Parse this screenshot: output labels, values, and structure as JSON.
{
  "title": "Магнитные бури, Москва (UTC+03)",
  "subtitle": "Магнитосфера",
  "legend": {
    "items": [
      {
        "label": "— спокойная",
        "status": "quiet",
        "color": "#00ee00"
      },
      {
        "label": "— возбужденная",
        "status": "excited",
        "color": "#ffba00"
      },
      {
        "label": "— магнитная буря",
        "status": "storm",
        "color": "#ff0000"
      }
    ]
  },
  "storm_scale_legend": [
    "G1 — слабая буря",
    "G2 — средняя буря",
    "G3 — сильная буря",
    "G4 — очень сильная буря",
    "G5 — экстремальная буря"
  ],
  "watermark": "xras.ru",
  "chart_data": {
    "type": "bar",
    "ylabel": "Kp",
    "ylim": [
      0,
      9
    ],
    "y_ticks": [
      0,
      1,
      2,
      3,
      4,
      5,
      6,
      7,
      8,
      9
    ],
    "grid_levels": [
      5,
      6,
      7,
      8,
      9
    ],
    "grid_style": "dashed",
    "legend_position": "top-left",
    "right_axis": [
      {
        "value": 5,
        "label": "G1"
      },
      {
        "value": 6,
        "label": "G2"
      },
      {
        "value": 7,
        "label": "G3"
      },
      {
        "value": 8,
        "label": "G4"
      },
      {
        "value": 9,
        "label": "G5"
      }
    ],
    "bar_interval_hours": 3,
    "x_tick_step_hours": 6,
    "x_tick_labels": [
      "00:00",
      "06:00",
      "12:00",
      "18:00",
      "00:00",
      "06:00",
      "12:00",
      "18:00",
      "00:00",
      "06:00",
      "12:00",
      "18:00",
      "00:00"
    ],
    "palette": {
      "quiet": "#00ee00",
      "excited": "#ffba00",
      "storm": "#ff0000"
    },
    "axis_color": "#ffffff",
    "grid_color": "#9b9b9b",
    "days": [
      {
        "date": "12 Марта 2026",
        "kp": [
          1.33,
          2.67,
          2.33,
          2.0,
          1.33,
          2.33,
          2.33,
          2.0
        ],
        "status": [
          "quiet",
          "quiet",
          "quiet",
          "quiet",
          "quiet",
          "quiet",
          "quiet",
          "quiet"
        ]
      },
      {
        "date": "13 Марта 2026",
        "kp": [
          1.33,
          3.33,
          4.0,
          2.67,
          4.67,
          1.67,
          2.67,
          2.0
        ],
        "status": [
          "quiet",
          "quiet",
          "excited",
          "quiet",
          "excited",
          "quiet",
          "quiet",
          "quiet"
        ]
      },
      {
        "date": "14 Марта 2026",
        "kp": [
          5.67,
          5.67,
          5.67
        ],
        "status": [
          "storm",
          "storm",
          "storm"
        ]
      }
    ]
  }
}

## Short exercise
Print every record exactly as it was given.

## Written response
Parse this screenshot: output labels, values, and structure as JSON.
{
  "title": "Магнитные бури, Москва (UTC+03)",
  "subtitle": "Магнитосфера",
  "legend": {
    "items": [
      {
        "label": "— спокойная",
        "status": "quiet",
        "color": "#00ee00"
      },
      {
        "label": "— возбужденная",
        "status": "excited",
        "color": "#ffba00"
      },
      {
        "label": "— магнитная буря",
        "status": "storm",
        "color": "#ff0000"
      }
    ]
  },
  "storm_scale_legend": [
    "G1 — слабая буря",
    "G2 — средняя буря",
    "G3 — сильная буря",
    "G4 — очень сильная буря",
    "G5 — экстремальная буря"
  ],
  "watermark": "xras.ru",
  "chart_data": {
    "type": "bar",
    "ylabel": "Kp",
    "ylim": [
      0,
      9
    ],
    "y_ticks": [
      0,
      1,
      2,
      3,
      4,
      5,
      6,
      7,
      8,
      9
    ],
    "grid_levels": [
      5,
      6,
      7,
      8,
      9
    ],
    "grid_style": "dashed",
    "legend_position": "top-left",
    "right_axis": [
      {
        "value": 5,
        "label": "G1"
      },
      {
        "value": 6,
        "label": "G2"
      },
      {
        "value": 7,
        "label": "G3"
      },
      {
        "value": 8,
        "label": "G4"
      },
      {
        "value": 9,
        "label": "G5"
      }
    ],
    "bar_interval_hours": 3,
    "x_tick_step_hours": 6,
    "x_tick_labels": [
      "00:00",
      "06:00",
      "12:00",
      "18:00",
      "00:00",
      "06:00",
      "12:00",
      "18:00",
      "00:00",
      "06:00",
      "12:00",
      "18:00",
      "00:00"
    ],
    "palette": {
      "quiet": "#00ee00",
      "excited": "#ffba00",
      "storm": "#ff0000"
    },
    "axis_color": "#ffffff",
    "grid_color": "#9b9b9b",
    "days": [
      {
        "date": "12 Марта 2026",
        "kp": [
          1.33,
          2.67,
          2.33,
          2.0,
          1.33,
          2.33,
          2.33,
          2.0
        ],
        "status": [
          "quiet",
          "quiet",
          "quiet",
          "quiet",
          "quiet",
          "quiet",
          "quiet",
          "quiet"
        ]
      },
      {
        "date": "13 Марта 2026",
        "kp": [
          1.33,
          3.33,
          4.0,
          2.67,
          4.67,
          1.67,
          2.67,
          2.0
        ],
        "status": [
          "quiet",
          "quiet",
          "excited",
          "quiet",
          "excited",
          "quiet",
          "quiet",
          "quiet"
        ]
      },
      {
        "date": "14 Марта 2026",
        "kp": [
          5.67,
          5.67,
          5.67
        ],
        "status": [
          "storm",
          "storm",
          "storm"
        ]
      }
    ]
  }
}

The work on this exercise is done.